----- Provided data -----

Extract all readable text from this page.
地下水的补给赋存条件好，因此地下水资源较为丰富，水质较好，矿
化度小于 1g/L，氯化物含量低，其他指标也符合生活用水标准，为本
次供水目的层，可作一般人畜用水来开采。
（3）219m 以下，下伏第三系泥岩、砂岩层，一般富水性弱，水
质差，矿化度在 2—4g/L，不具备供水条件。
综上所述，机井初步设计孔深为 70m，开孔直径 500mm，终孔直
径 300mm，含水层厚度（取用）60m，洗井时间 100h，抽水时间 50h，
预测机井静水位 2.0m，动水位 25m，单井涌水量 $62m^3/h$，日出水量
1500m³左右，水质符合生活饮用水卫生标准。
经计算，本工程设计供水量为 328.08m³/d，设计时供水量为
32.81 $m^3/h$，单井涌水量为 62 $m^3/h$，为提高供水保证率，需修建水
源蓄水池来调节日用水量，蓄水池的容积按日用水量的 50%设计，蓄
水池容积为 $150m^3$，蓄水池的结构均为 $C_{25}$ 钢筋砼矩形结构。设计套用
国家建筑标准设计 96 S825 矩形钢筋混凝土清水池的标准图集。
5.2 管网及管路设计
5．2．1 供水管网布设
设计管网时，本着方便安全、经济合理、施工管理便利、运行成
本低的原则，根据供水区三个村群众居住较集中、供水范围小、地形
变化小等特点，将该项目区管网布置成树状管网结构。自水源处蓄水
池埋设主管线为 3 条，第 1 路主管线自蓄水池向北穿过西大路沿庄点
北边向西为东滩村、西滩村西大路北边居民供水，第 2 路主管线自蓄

-----

What you are asked to do: Repeat all the entries word for word.

Solution:
Extract all readable text from this page.
地下水的补给赋存条件好，因此地下水资源较为丰富，水质较好，矿
化度小于 1g/L，氯化物含量低，其他指标也符合生活用水标准，为本
次供水目的层，可作一般人畜用水来开采。
（3）219m 以下，下伏第三系泥岩、砂岩层，一般富水性弱，水
质差，矿化度在 2—4g/L，不具备供水条件。
综上所述，机井初步设计孔深为 70m，开孔直径 500mm，终孔直
径 300mm，含水层厚度（取用）60m，洗井时间 100h，抽水时间 50h，
预测机井静水位 2.0m，动水位 25m，单井涌水量 $62m^3/h$，日出水量
1500m³左右，水质符合生活饮用水卫生标准。
经计算，本工程设计供水量为 328.08m³/d，设计时供水量为
32.81 $m^3/h$，单井涌水量为 62 $m^3/h$，为提高供水保证率，需修建水
源蓄水池来调节日用水量，蓄水池的容积按日用水量的 50%设计，蓄
水池容积为 $150m^3$，蓄水池的结构均为 $C_{25}$ 钢筋砼矩形结构。设计套用
国家建筑标准设计 96 S825 矩形钢筋混凝土清水池的标准图集。
5.2 管网及管路设计
5．2．1 供水管网布设
设计管网时，本着方便安全、经济合理、施工管理便利、运行成
本低的原则，根据供水区三个村群众居住较集中、供水范围小、地形
变化小等特点，将该项目区管网布置成树状管网结构。自水源处蓄水
池埋设主管线为 3 条，第 1 路主管线自蓄水池向北穿过西大路沿庄点
北边向西为东滩村、西滩村西大路北边居民供水，第 2 路主管线自蓄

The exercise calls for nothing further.